Reproduce the listing below exactly. Pictures do not belong in the copy.

BEGIN Material for this exercise

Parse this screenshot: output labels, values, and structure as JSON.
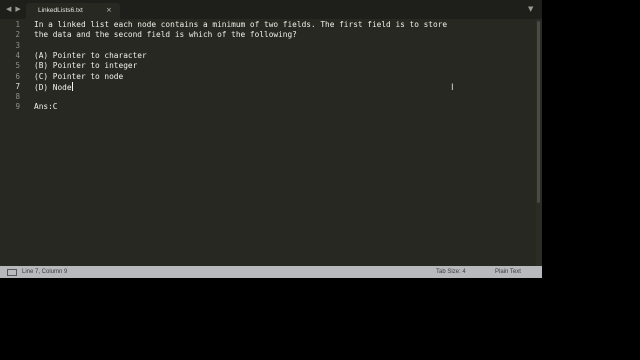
{
  "tab": {
    "title": "LinkedLists6.txt",
    "close_glyph": "×"
  },
  "toolbar": {
    "back_icon": "chevron-left-icon",
    "forward_icon": "chevron-right-icon",
    "dropdown_icon": "chevron-down-icon"
  },
  "editor": {
    "line_numbers": [
      "1",
      "2",
      "3",
      "4",
      "5",
      "6",
      "7",
      "8",
      "9"
    ],
    "lines": [
      "In a linked list each node contains a minimum of two fields. The first field is to store",
      "the data and the second field is which of the following?",
      "",
      "(A) Pointer to character",
      "(B) Pointer to integer",
      "(C) Pointer to node",
      "(D) Node",
      "",
      "Ans:C"
    ],
    "cursor_line": 7
  },
  "statusbar": {
    "position": "Line 7, Column 9",
    "tab_size": "Tab Size: 4",
    "syntax": "Plain Text"
  },
  "colors": {
    "background": "#272822",
    "text": "#f8f8f2",
    "statusbar": "#b8b9bd"
  }
}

END Material for this exercise

§ **Complete response**
Parse this screenshot: output labels, values, and structure as JSON.
{
  "tab": {
    "title": "LinkedLists6.txt",
    "close_glyph": "×"
  },
  "toolbar": {
    "back_icon": "chevron-left-icon",
    "forward_icon": "chevron-right-icon",
    "dropdown_icon": "chevron-down-icon"
  },
  "editor": {
    "line_numbers": [
      "1",
      "2",
      "3",
      "4",
      "5",
      "6",
      "7",
      "8",
      "9"
    ],
    "lines": [
      "In a linked list each node contains a minimum of two fields. The first field is to store",
      "the data and the second field is which of the following?",
      "",
      "(A) Pointer to character",
      "(B) Pointer to integer",
      "(C) Pointer to node",
      "(D) Node",
      "",
      "Ans:C"
    ],
    "cursor_line": 7
  },
  "statusbar": {
    "position": "Line 7, Column 9",
    "tab_size": "Tab Size: 4",
    "syntax": "Plain Text"
  },
  "colors": {
    "background": "#272822",
    "text": "#f8f8f2",
    "statusbar": "#b8b9bd"
  }
}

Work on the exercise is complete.